**Task instructions**
Among the records that follow, count the lines with the string "Dashboard"; report only that count.

---------- Available data

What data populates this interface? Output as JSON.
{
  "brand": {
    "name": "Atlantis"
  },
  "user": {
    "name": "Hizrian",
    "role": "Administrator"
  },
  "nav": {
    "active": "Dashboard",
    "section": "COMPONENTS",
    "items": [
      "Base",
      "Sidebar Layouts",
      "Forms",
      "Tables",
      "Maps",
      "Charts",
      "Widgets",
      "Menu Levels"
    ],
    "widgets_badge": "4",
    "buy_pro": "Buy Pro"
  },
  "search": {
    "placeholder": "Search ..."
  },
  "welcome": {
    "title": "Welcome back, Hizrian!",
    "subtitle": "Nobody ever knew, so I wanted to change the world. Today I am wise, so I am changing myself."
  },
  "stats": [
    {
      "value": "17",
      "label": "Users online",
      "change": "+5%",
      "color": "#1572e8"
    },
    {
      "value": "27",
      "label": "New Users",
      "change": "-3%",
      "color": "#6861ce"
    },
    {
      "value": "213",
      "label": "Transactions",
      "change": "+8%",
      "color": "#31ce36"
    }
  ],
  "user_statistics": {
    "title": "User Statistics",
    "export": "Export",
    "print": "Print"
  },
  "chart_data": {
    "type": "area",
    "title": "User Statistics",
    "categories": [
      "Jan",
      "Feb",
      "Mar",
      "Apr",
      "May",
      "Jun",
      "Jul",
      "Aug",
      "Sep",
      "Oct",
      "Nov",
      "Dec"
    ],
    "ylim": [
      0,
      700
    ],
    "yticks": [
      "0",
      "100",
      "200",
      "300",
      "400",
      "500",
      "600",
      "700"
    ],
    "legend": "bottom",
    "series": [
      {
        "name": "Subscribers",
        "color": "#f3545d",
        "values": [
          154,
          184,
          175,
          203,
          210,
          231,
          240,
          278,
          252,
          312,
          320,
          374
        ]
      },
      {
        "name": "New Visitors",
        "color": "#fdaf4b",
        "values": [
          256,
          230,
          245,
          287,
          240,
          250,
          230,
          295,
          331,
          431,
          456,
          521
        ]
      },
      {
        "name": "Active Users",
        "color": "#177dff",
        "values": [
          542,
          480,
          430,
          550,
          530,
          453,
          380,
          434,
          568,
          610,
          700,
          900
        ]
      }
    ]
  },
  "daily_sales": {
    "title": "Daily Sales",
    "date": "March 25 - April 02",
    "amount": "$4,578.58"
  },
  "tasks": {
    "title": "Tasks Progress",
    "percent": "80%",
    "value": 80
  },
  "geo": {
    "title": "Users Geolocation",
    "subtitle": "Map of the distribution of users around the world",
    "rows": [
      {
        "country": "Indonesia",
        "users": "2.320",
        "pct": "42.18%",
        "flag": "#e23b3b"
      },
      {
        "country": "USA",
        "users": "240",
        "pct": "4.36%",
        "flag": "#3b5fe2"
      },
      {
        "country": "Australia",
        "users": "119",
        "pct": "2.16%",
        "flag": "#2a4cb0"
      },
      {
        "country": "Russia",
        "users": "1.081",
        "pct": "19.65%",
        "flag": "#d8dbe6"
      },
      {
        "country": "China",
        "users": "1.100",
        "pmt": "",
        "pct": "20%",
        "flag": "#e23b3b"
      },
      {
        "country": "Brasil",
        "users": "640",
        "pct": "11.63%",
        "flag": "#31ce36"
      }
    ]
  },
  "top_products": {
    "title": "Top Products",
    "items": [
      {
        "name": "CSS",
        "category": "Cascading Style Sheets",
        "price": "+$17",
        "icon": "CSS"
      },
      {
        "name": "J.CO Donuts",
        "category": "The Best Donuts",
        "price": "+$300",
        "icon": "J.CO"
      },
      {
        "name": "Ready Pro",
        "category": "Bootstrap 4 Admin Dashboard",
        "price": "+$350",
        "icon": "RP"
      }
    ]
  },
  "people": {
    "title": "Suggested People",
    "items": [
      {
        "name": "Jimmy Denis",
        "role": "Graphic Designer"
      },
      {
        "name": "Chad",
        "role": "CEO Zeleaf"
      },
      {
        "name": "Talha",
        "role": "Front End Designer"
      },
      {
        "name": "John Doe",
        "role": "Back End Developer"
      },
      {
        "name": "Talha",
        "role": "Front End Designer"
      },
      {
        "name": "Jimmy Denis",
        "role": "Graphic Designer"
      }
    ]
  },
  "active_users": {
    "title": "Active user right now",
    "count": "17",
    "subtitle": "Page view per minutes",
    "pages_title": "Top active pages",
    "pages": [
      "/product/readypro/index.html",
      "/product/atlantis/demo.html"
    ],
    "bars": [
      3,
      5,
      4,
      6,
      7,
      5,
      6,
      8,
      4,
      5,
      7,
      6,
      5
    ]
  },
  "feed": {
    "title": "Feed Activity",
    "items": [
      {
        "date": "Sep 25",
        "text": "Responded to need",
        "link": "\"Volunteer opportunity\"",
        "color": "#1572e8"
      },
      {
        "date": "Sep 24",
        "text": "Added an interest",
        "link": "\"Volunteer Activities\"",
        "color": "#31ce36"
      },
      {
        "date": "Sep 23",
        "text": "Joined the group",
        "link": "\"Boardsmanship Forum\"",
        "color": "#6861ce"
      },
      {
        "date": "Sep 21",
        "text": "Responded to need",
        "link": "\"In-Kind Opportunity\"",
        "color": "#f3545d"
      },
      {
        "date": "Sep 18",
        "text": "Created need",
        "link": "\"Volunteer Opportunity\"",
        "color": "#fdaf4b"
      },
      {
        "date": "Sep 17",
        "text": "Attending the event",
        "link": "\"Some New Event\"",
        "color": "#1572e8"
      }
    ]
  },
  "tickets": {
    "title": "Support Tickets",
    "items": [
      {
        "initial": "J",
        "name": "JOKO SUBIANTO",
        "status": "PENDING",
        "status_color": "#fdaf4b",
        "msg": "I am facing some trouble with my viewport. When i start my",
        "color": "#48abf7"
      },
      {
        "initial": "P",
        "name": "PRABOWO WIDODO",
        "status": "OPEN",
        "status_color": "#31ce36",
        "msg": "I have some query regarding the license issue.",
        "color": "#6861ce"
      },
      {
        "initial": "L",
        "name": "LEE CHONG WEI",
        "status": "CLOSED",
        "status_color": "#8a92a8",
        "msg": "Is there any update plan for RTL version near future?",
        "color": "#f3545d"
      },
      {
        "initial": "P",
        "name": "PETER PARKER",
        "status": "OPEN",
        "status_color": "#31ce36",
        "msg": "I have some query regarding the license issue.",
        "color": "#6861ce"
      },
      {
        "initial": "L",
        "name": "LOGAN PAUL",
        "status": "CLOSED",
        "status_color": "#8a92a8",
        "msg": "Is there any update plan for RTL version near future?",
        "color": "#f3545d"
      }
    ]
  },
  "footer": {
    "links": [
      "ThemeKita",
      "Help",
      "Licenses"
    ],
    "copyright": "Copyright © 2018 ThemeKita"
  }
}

--------------------

**Final result**
2